* _Directions for this task_
Collect all lines below with the string "been".

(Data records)
★ ★ ★ ★
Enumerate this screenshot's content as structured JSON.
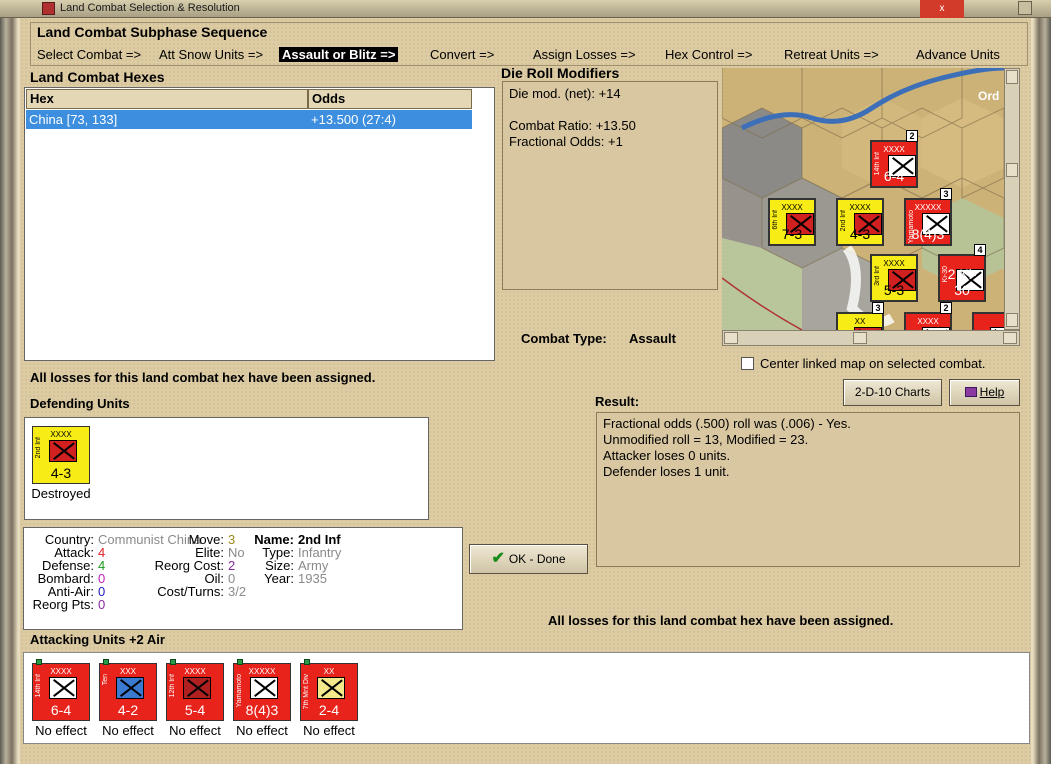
{
  "window": {
    "title": "Land Combat Selection & Resolution",
    "close_label": "x"
  },
  "sequence": {
    "title": "Land Combat Subphase Sequence",
    "phases": [
      {
        "label": "Select Combat =>"
      },
      {
        "label": "Att Snow Units =>"
      },
      {
        "label": "Assault or Blitz =>",
        "active": true
      },
      {
        "label": "Convert =>"
      },
      {
        "label": "Assign Losses =>"
      },
      {
        "label": "Hex Control =>"
      },
      {
        "label": "Retreat Units =>"
      },
      {
        "label": "Advance Units"
      }
    ]
  },
  "hexes": {
    "title": "Land Combat Hexes",
    "columns": [
      "Hex",
      "Odds"
    ],
    "rows": [
      {
        "hex": "China [73, 133]",
        "odds": "+13.500 (27:4)"
      }
    ]
  },
  "die_roll": {
    "title": "Die Roll Modifiers",
    "lines": [
      "Die mod. (net): +14",
      "",
      "Combat Ratio: +13.50",
      "Fractional Odds: +1"
    ]
  },
  "combat_type": {
    "label": "Combat Type:",
    "value": "Assault"
  },
  "map": {
    "center_label": "Center linked map on selected combat.",
    "center_checked": false,
    "corner_text": "Ord",
    "counters": [
      {
        "name": "14th Inf",
        "size": "XXXX",
        "values": "6-4",
        "bg": "#e8231c",
        "stack": "2"
      },
      {
        "name": "6th Inf",
        "size": "XXXX",
        "values": "7-3",
        "bg": "#f7ec16"
      },
      {
        "name": "2nd Inf",
        "size": "XXXX",
        "values": "4-3",
        "bg": "#f7ec16"
      },
      {
        "name": "Yamamoto",
        "size": "XXXXX",
        "values": "8(4)3",
        "bg": "#e8231c",
        "stack": "3"
      },
      {
        "name": "3rd Inf",
        "size": "XXXX",
        "values": "5-3",
        "bg": "#f7ec16"
      },
      {
        "name": "Ki-30",
        "size": "",
        "values": "2 Ki-30",
        "bg": "#e8231c",
        "stack": "4"
      },
      {
        "name": "",
        "size": "XX",
        "values": "",
        "bg": "#f7ec16",
        "stack": "3"
      },
      {
        "name": "",
        "size": "XXXX",
        "values": "",
        "bg": "#e8231c",
        "stack": "2"
      },
      {
        "name": "",
        "size": "",
        "values": "",
        "bg": "#e8231c"
      }
    ]
  },
  "buttons": {
    "charts": "2-D-10 Charts",
    "help": "Help",
    "ok": "OK - Done"
  },
  "losses_msg_top": "All losses for this land combat hex have been assigned.",
  "losses_msg_bottom": "All losses for this land combat hex have been assigned.",
  "defending": {
    "title": "Defending Units",
    "units": [
      {
        "name": "2nd Inf",
        "size": "XXXX",
        "values": "4-3",
        "bg": "#f7ec16",
        "status": "Destroyed"
      }
    ]
  },
  "result": {
    "title": "Result:",
    "lines": [
      "Fractional odds (.500) roll was (.006)  - Yes.",
      "Unmodified roll = 13, Modified = 23.",
      "Attacker loses 0 units.",
      "Defender loses 1 unit."
    ]
  },
  "unit_info": {
    "left": [
      {
        "k": "Country:",
        "v": "Communist China",
        "c": "#8a8a8a"
      },
      {
        "k": "Attack:",
        "v": "4",
        "c": "#e02020"
      },
      {
        "k": "Defense:",
        "v": "4",
        "c": "#1a9a1a"
      },
      {
        "k": "Bombard:",
        "v": "0",
        "c": "#c020c0"
      },
      {
        "k": "Anti-Air:",
        "v": "0",
        "c": "#2020c0"
      },
      {
        "k": "Reorg Pts:",
        "v": "0",
        "c": "#8a2aa0"
      }
    ],
    "middle": [
      {
        "k": "Move:",
        "v": "3",
        "c": "#9a8a1a"
      },
      {
        "k": "Elite:",
        "v": "No",
        "c": "#8a8a8a"
      },
      {
        "k": "Reorg Cost:",
        "v": "2",
        "c": "#8a2aa0"
      },
      {
        "k": "Oil:",
        "v": "0",
        "c": "#8a8a8a"
      },
      {
        "k": "Cost/Turns:",
        "v": "3/2",
        "c": "#8a8a8a"
      }
    ],
    "right": [
      {
        "k": "Name:",
        "v": "2nd Inf",
        "c": "#000",
        "bold": true
      },
      {
        "k": "Type:",
        "v": "Infantry",
        "c": "#8a8a8a"
      },
      {
        "k": "Size:",
        "v": "Army",
        "c": "#8a8a8a"
      },
      {
        "k": "Year:",
        "v": "1935",
        "c": "#8a8a8a"
      }
    ]
  },
  "attacking": {
    "title": "Attacking Units +2 Air",
    "units": [
      {
        "name": "14th Inf",
        "size": "XXXX",
        "values": "6-4",
        "bg": "#e8231c",
        "status": "No effect"
      },
      {
        "name": "Ten",
        "size": "XXX",
        "values": "4-2",
        "bg": "#e8231c",
        "status": "No effect",
        "type": "blue"
      },
      {
        "name": "12th Inf",
        "size": "XXXX",
        "values": "5-4",
        "bg": "#e8231c",
        "status": "No effect",
        "type": "dark"
      },
      {
        "name": "Yamamoto",
        "size": "XXXXX",
        "values": "8(4)3",
        "bg": "#e8231c",
        "status": "No effect"
      },
      {
        "name": "7th Mnt Div",
        "size": "XX",
        "values": "2-4",
        "bg": "#e8231c",
        "status": "No effect",
        "type": "yellow"
      }
    ]
  }
}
★ ★ ★ ★
* _Written solution_
  "losses_msg_top": "All losses for this land combat hex have been assigned.",
  "losses_msg_bottom": "All losses for this land combat hex have been assigned.",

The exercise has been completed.